- _Exercise description_
Below you will find a set of lines. Repeat them all exactly.
————————
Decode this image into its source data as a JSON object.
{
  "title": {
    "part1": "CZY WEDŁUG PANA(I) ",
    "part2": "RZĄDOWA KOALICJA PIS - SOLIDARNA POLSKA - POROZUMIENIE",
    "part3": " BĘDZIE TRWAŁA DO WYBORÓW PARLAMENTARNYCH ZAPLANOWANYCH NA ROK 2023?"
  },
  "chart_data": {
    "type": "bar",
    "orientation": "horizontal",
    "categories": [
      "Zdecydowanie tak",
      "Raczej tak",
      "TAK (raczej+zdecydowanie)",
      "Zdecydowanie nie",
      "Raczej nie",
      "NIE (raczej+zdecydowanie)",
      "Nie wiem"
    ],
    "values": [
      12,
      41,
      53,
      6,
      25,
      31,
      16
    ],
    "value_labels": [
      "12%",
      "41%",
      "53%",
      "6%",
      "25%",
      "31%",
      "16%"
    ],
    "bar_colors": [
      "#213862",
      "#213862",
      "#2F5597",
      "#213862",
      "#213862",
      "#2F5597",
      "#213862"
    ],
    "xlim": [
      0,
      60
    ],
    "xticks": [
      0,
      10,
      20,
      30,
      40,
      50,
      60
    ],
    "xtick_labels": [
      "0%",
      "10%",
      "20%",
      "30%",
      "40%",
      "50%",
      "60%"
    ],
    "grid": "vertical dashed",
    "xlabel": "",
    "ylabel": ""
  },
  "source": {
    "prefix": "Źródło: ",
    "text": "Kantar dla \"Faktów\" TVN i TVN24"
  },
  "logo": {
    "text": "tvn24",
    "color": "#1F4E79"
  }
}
————————
- _Completed task_
Decode this image into its source data as a JSON object.
{
  "title": {
    "part1": "CZY WEDŁUG PANA(I) ",
    "part2": "RZĄDOWA KOALICJA PIS - SOLIDARNA POLSKA - POROZUMIENIE",
    "part3": " BĘDZIE TRWAŁA DO WYBORÓW PARLAMENTARNYCH ZAPLANOWANYCH NA ROK 2023?"
  },
  "chart_data": {
    "type": "bar",
    "orientation": "horizontal",
    "categories": [
      "Zdecydowanie tak",
      "Raczej tak",
      "TAK (raczej+zdecydowanie)",
      "Zdecydowanie nie",
      "Raczej nie",
      "NIE (raczej+zdecydowanie)",
      "Nie wiem"
    ],
    "values": [
      12,
      41,
      53,
      6,
      25,
      31,
      16
    ],
    "value_labels": [
      "12%",
      "41%",
      "53%",
      "6%",
      "25%",
      "31%",
      "16%"
    ],
    "bar_colors": [
      "#213862",
      "#213862",
      "#2F5597",
      "#213862",
      "#213862",
      "#2F5597",
      "#213862"
    ],
    "xlim": [
      0,
      60
    ],
    "xticks": [
      0,
      10,
      20,
      30,
      40,
      50,
      60
    ],
    "xtick_labels": [
      "0%",
      "10%",
      "20%",
      "30%",
      "40%",
      "50%",
      "60%"
    ],
    "grid": "vertical dashed",
    "xlabel": "",
    "ylabel": ""
  },
  "source": {
    "prefix": "Źródło: ",
    "text": "Kantar dla \"Faktów\" TVN i TVN24"
  },
  "logo": {
    "text": "tvn24",
    "color": "#1F4E79"
  }
}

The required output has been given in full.